>> BEGIN

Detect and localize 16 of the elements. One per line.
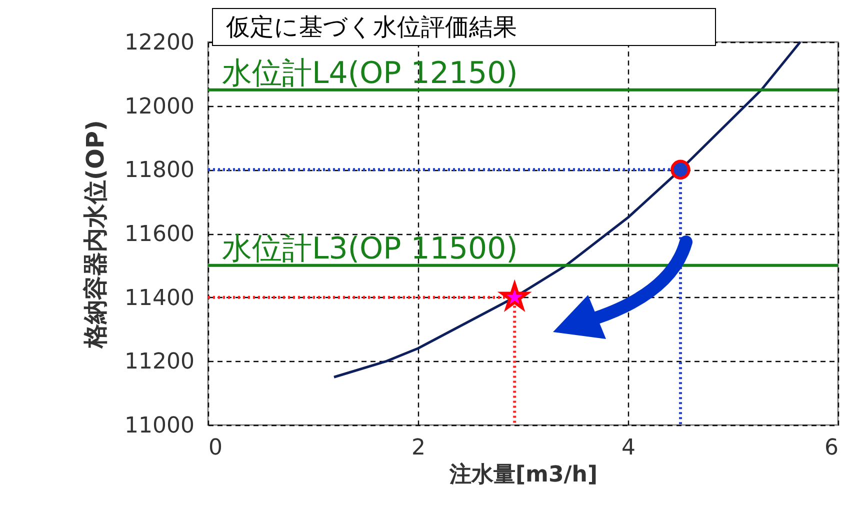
y-tick-label: 11000 [124,414,194,438]
chart-title: 仮定に基づく水位評価結果 [226,12,517,43]
y-axis-title: 格納容器内水位(OP) [82,120,110,349]
x-tick-label: 6 [824,436,838,460]
y-tick-label: 11200 [124,350,194,375]
x-tick-label: 2 [412,436,426,460]
y-tick-label: 11800 [124,158,194,184]
x-tick-label: 0 [208,436,222,460]
y-tick-label: 11400 [124,286,194,311]
y-tick-label: 11600 [124,222,194,247]
ref-line-label: 水位計L3(OP 11500) [222,231,518,266]
ref-line-label: 水位計L4(OP 12150) [222,56,518,91]
y-tick-label: 12000 [124,94,194,120]
x-axis-title: 注水量[m3/h] [448,462,598,488]
x-tick-label: 4 [622,436,636,460]
y-tick-label: 12200 [124,30,194,56]
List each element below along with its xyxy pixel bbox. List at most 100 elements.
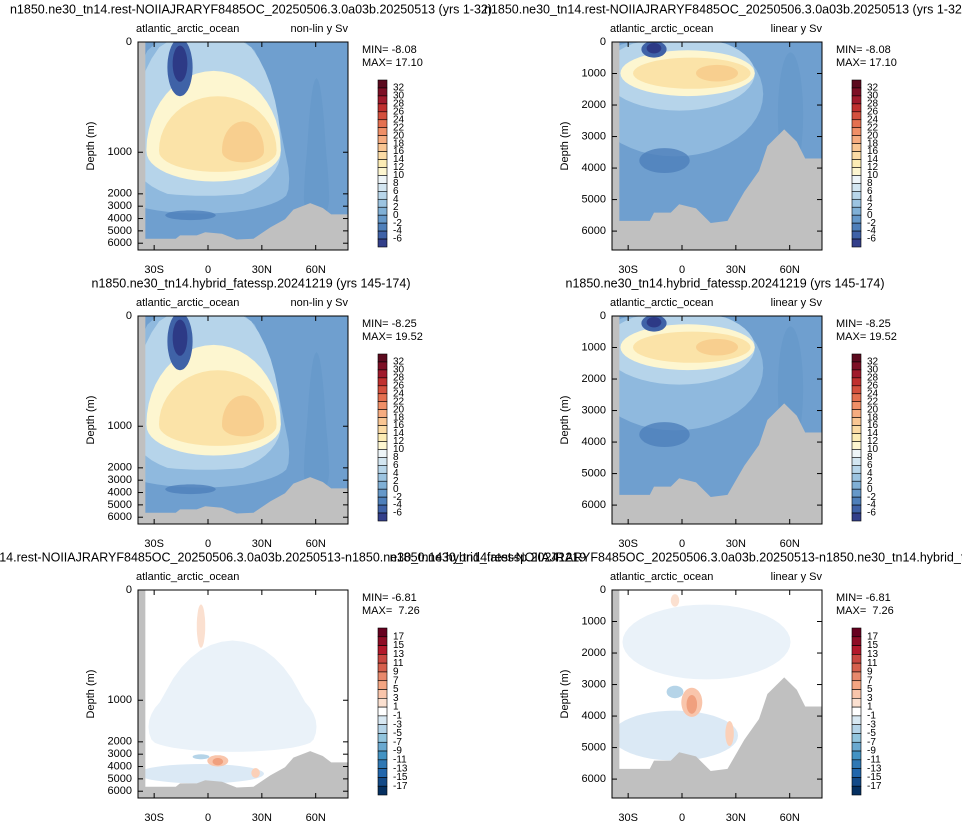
y-axis-label: Depth (m): [559, 396, 571, 445]
plot-frame: [611, 315, 823, 525]
colorbar-box: [851, 230, 862, 240]
y-tick-label: 3000: [108, 200, 132, 212]
subtitle-right: linear y Sv: [771, 297, 823, 309]
y-tick-label: 3000: [582, 404, 606, 416]
subtitle-right: linear y Sv: [771, 23, 823, 35]
colorbar-label: -13: [393, 763, 408, 774]
colorbar-label: -13: [867, 763, 882, 774]
colorbar-box: [377, 183, 388, 192]
colorbar-label: -5: [393, 728, 402, 739]
max-label: MAX= 7.26: [362, 605, 420, 617]
colorbar-box: [377, 119, 388, 129]
colorbar-box: [851, 425, 862, 434]
x-tick-label: 60N: [306, 264, 326, 276]
y-axis-label: Depth (m): [85, 670, 97, 719]
colorbar-box: [851, 159, 862, 168]
y-tick-label: 4000: [582, 710, 606, 722]
colorbar-label: 20: [393, 130, 405, 141]
colorbar-label: 22: [867, 122, 879, 133]
colorbar-box: [377, 472, 388, 482]
colorbar-label: -9: [867, 746, 876, 757]
y-tick-label: 4000: [108, 486, 132, 498]
colorbar-box: [377, 698, 388, 708]
colorbar-label: 6: [393, 460, 399, 471]
contour-region: [222, 121, 264, 163]
colorbar-label: -7: [393, 737, 402, 748]
y-tick-label: 6000: [582, 499, 606, 511]
colorbar-label: -11: [393, 754, 407, 765]
colorbar-box: [377, 385, 388, 395]
sea-floor: [612, 403, 822, 524]
colorbar-box: [851, 409, 862, 418]
colorbar-box: [377, 409, 388, 418]
colorbar-label: 10: [393, 444, 405, 455]
min-label: MIN= -8.25: [836, 318, 891, 330]
colorbar-label: 26: [867, 106, 879, 117]
y-tick-label: 2000: [108, 736, 132, 748]
sea-floor: [138, 477, 348, 524]
subtitle-right: linear y Sv: [771, 571, 823, 583]
y-tick-label: 1000: [582, 67, 606, 79]
colorbar-label: 4: [393, 468, 399, 479]
contour-region: [725, 721, 734, 746]
y-tick-label: 1000: [108, 420, 132, 432]
contour-region: [666, 685, 684, 699]
colorbar-box: [851, 393, 862, 403]
colorbar-label: 16: [393, 420, 405, 431]
colorbar-box: [851, 645, 862, 655]
colorbar-label: 6: [867, 186, 873, 197]
colorbar-box: [377, 636, 388, 646]
colorbar-box: [851, 361, 862, 371]
y-tick-label: 1000: [582, 341, 606, 353]
colorbar-box: [377, 706, 388, 717]
colorbar-box: [377, 741, 388, 752]
colorbar-box: [851, 698, 862, 708]
colorbar-box: [377, 238, 388, 248]
x-tick-label: 0: [679, 538, 685, 550]
colorbar-box: [377, 449, 388, 458]
colorbar-label: 30: [393, 365, 405, 376]
colorbar-label: 14: [393, 154, 405, 165]
colorbar-label: 14: [867, 154, 879, 165]
colorbar-box: [851, 377, 862, 387]
colorbar-box: [377, 768, 388, 778]
subtitle-left: atlantic_arctic_ocean: [136, 23, 239, 35]
colorbar-box: [851, 183, 862, 192]
y-tick-label: 0: [600, 584, 606, 596]
colorbar-box: [377, 230, 388, 240]
colorbar-label: -4: [393, 500, 402, 511]
min-label: MIN= -6.81: [836, 592, 891, 604]
colorbar-label: -11: [867, 754, 881, 765]
land-strip: [612, 42, 620, 250]
land-strip: [138, 42, 146, 250]
colorbar-box: [851, 715, 862, 725]
colorbar-box: [851, 750, 862, 761]
x-tick-label: 60N: [306, 538, 326, 550]
colorbar-label: 18: [393, 412, 405, 423]
y-axis-label: Depth (m): [85, 122, 97, 171]
contour-region: [646, 43, 662, 54]
colorbar-label: 28: [393, 98, 405, 109]
colorbar-label: 7: [867, 675, 873, 686]
colorbar-box: [851, 238, 862, 248]
y-tick-label: 4000: [582, 436, 606, 448]
colorbar-box: [377, 401, 388, 410]
panel: n1850.ne30_tn14.rest-NOIIAJRARYF8485OC_2…: [0, 550, 586, 824]
contour-field: [612, 316, 822, 524]
colorbar-label: -6: [393, 508, 402, 519]
x-tick-label: 30S: [618, 812, 638, 824]
colorbar-box: [851, 417, 862, 426]
x-tick-label: 30S: [618, 538, 638, 550]
colorbar-box: [851, 151, 862, 160]
y-axis-label: Depth (m): [559, 670, 571, 719]
y-tick-label: 3000: [582, 678, 606, 690]
colorbar-box: [851, 706, 862, 717]
colorbar-label: 9: [393, 667, 399, 678]
colorbar-box: [851, 741, 862, 752]
plot-frame: [611, 589, 823, 799]
colorbar-box: [851, 457, 862, 466]
y-tick-label: 6000: [108, 511, 132, 523]
colorbar-box: [377, 87, 388, 97]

>> END

**SET EXERCISE**
Recast all the lines of the items above as a single numbered list, omitting blank lines and the pictures.

**ANSWER TO THE PROBLEM**
1. Detect and localize 16 of the elements. One per line.
2. y-tick-label: 11000 [124,414,194,438]
3. chart-title: 仮定に基づく水位評価結果 [226,12,517,43]
4. y-axis-title: 格納容器内水位(OP) [82,120,110,349]
5. x-tick-label: 6 [824,436,838,460]
6. y-tick-label: 11200 [124,350,194,375]
7. x-tick-label: 2 [412,436,426,460]
8. y-tick-label: 11800 [124,158,194,184]
9. x-tick-label: 0 [208,436,222,460]
10. y-tick-label: 11400 [124,286,194,311]
11. y-tick-label: 11600 [124,222,194,247]
12. ref-line-label: 水位計L3(OP 11500) [222,231,518,266]
13. ref-line-label: 水位計L4(OP 12150) [222,56,518,91]
14. y-tick-label: 12000 [124,94,194,120]
15. x-axis-title: 注水量[m3/h] [448,462,598,488]
16. x-tick-label: 4 [622,436,636,460]
17. y-tick-label: 12200 [124,30,194,56]
18. List each element below along with its xyxy pixel bbox. List at most 100 elements.
19. y-axis-label: Depth (m): [559, 396, 571, 445]
20. plot-frame: [611, 315, 823, 525]
21. colorbar-box: [851, 230, 862, 240]
22. y-tick-label: 3000: [108, 200, 132, 212]
23. subtitle-right: linear y Sv: [771, 297, 823, 309]
24. y-tick-label: 3000: [582, 404, 606, 416]
25. subtitle-right: linear y Sv: [771, 23, 823, 35]
26. colorbar-label: -13: [393, 763, 408, 774]
27. colorbar-label: -13: [867, 763, 882, 774]
28. colorbar-box: [377, 183, 388, 192]
29. colorbar-label: -5: [393, 728, 402, 739]
30. max-label: MAX= 7.26: [362, 605, 420, 617]
31. colorbar-box: [377, 119, 388, 129]
32. colorbar-box: [851, 425, 862, 434]
33. x-tick-label: 60N: [306, 264, 326, 276]
34. y-axis-label: Depth (m): [85, 670, 97, 719]
35. colorbar-box: [851, 159, 862, 168]
36. y-tick-label: 4000: [582, 710, 606, 722]
37. colorbar-label: 20: [393, 130, 405, 141]
38. colorbar-label: 22: [867, 122, 879, 133]
39. colorbar-box: [377, 472, 388, 482]
40. colorbar-label: -9: [867, 746, 876, 757]
41. y-tick-label: 4000: [108, 486, 132, 498]
42. colorbar-box: [377, 698, 388, 708]
43. colorbar-label: 6: [393, 460, 399, 471]
44. contour-region: [222, 121, 264, 163]
45. colorbar-label: -7: [393, 737, 402, 748]
46. y-tick-label: 6000: [582, 499, 606, 511]
47. colorbar-label: -11: [393, 754, 407, 765]
48. colorbar-box: [377, 385, 388, 395]
49. sea-floor: [612, 403, 822, 524]
50. colorbar-box: [851, 409, 862, 418]
51. colorbar-box: [377, 409, 388, 418]
52. colorbar-label: 10: [393, 444, 405, 455]
53. min-label: MIN= -8.25: [836, 318, 891, 330]
54. colorbar-label: 26: [867, 106, 879, 117]
55. y-tick-label: 2000: [108, 736, 132, 748]
56. sea-floor: [138, 477, 348, 524]
57. subtitle-right: linear y Sv: [771, 571, 823, 583]
58. y-tick-label: 1000: [582, 67, 606, 79]
59. colorbar-label: 4: [393, 468, 399, 479]
60. contour-region: [725, 721, 734, 746]
61. y-tick-label: 1000: [108, 420, 132, 432]
62. contour-region: [666, 685, 684, 699]
63. colorbar-box: [851, 393, 862, 403]
64. colorbar-label: 16: [393, 420, 405, 431]
65. colorbar-box: [851, 645, 862, 655]
66. colorbar-label: 6: [867, 186, 873, 197]
67. colorbar-box: [377, 636, 388, 646]
68. colorbar-box: [851, 361, 862, 371]
69. y-tick-label: 1000: [582, 341, 606, 353]
70. colorbar-box: [377, 706, 388, 717]
71. colorbar-box: [377, 741, 388, 752]
72. colorbar-box: [851, 698, 862, 708]
73. colorbar-box: [377, 238, 388, 248]
74. x-tick-label: 0: [679, 538, 685, 550]
75. colorbar-box: [377, 449, 388, 458]
76. colorbar-label: 30: [393, 365, 405, 376]
77. colorbar-label: 14: [393, 154, 405, 165]
78. colorbar-label: 14: [867, 154, 879, 165]
79. colorbar-box: [851, 377, 862, 387]
80. colorbar-box: [377, 768, 388, 778]
81. subtitle-left: atlantic_arctic_ocean: [136, 23, 239, 35]
82. colorbar-box: [851, 183, 862, 192]
83. y-tick-label: 0: [600, 584, 606, 596]
84. colorbar-box: [377, 230, 388, 240]
85. colorbar-label: -4: [393, 500, 402, 511]
86. min-label: MIN= -6.81: [836, 592, 891, 604]
87. colorbar-label: -11: [867, 754, 881, 765]
88. land-strip: [612, 42, 620, 250]
89. land-strip: [138, 42, 146, 250]
90. colorbar-box: [851, 715, 862, 725]
91. colorbar-box: [851, 750, 862, 761]
92. x-tick-label: 60N: [306, 538, 326, 550]
93. colorbar-label: 18: [393, 412, 405, 423]
94. y-axis-label: Depth (m): [85, 122, 97, 171]
95. contour-region: [646, 43, 662, 54]
96. colorbar-label: 28: [393, 98, 405, 109]
97. colorbar-label: 7: [867, 675, 873, 686]
98. colorbar-box: [851, 238, 862, 248]
99. y-tick-label: 4000: [582, 436, 606, 448]
100. colorbar-box: [377, 401, 388, 410]
101. panel: n1850.ne30_tn14.rest-NOIIAJRARYF8485OC_2…: [0, 550, 586, 824]
102. contour-field: [612, 316, 822, 524]
103. colorbar-label: -6: [393, 508, 402, 519]
104. x-tick-label: 30S: [618, 812, 638, 824]
105. colorbar-box: [851, 417, 862, 426]
106. x-tick-label: 30S: [618, 538, 638, 550]
107. colorbar-box: [851, 151, 862, 160]
108. y-axis-label: Depth (m): [559, 670, 571, 719]
109. y-tick-label: 3000: [582, 678, 606, 690]
110. colorbar-box: [851, 706, 862, 717]
111. colorbar-label: 9: [393, 667, 399, 678]
112. colorbar-box: [851, 741, 862, 752]
113. plot-frame: [611, 589, 823, 799]
114. colorbar-box: [851, 457, 862, 466]
115. y-tick-label: 6000: [108, 511, 132, 523]
116. colorbar-box: [377, 87, 388, 97]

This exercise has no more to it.